Repeat the material exactly as it appears.

[START OF GIVEN ENTRIES]

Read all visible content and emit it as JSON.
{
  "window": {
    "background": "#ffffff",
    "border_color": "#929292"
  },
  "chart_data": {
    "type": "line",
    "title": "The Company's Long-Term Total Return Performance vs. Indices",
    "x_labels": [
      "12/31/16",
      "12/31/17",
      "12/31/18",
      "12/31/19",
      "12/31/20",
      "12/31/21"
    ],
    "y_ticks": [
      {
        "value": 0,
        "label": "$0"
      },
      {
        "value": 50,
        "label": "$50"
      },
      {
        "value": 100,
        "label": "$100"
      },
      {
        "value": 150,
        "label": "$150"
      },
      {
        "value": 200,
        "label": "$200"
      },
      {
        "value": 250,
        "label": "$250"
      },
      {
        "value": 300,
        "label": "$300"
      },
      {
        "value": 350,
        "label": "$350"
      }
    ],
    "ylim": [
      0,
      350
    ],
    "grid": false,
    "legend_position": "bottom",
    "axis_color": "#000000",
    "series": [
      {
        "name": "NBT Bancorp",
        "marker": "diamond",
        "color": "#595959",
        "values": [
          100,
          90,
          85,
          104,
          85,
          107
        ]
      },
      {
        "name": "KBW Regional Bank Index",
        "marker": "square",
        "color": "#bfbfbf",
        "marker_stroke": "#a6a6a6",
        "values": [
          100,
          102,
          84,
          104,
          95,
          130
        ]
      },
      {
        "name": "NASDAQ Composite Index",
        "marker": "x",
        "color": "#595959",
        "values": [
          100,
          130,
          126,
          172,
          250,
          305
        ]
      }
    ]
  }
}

[END OF GIVEN ENTRIES]

» THE ANSWER
Read all visible content and emit it as JSON.
{
  "window": {
    "background": "#ffffff",
    "border_color": "#929292"
  },
  "chart_data": {
    "type": "line",
    "title": "The Company's Long-Term Total Return Performance vs. Indices",
    "x_labels": [
      "12/31/16",
      "12/31/17",
      "12/31/18",
      "12/31/19",
      "12/31/20",
      "12/31/21"
    ],
    "y_ticks": [
      {
        "value": 0,
        "label": "$0"
      },
      {
        "value": 50,
        "label": "$50"
      },
      {
        "value": 100,
        "label": "$100"
      },
      {
        "value": 150,
        "label": "$150"
      },
      {
        "value": 200,
        "label": "$200"
      },
      {
        "value": 250,
        "label": "$250"
      },
      {
        "value": 300,
        "label": "$300"
      },
      {
        "value": 350,
        "label": "$350"
      }
    ],
    "ylim": [
      0,
      350
    ],
    "grid": false,
    "legend_position": "bottom",
    "axis_color": "#000000",
    "series": [
      {
        "name": "NBT Bancorp",
        "marker": "diamond",
        "color": "#595959",
        "values": [
          100,
          90,
          85,
          104,
          85,
          107
        ]
      },
      {
        "name": "KBW Regional Bank Index",
        "marker": "square",
        "color": "#bfbfbf",
        "marker_stroke": "#a6a6a6",
        "values": [
          100,
          102,
          84,
          104,
          95,
          130
        ]
      },
      {
        "name": "NASDAQ Composite Index",
        "marker": "x",
        "color": "#595959",
        "values": [
          100,
          130,
          126,
          172,
          250,
          305
        ]
      }
    ]
  }
}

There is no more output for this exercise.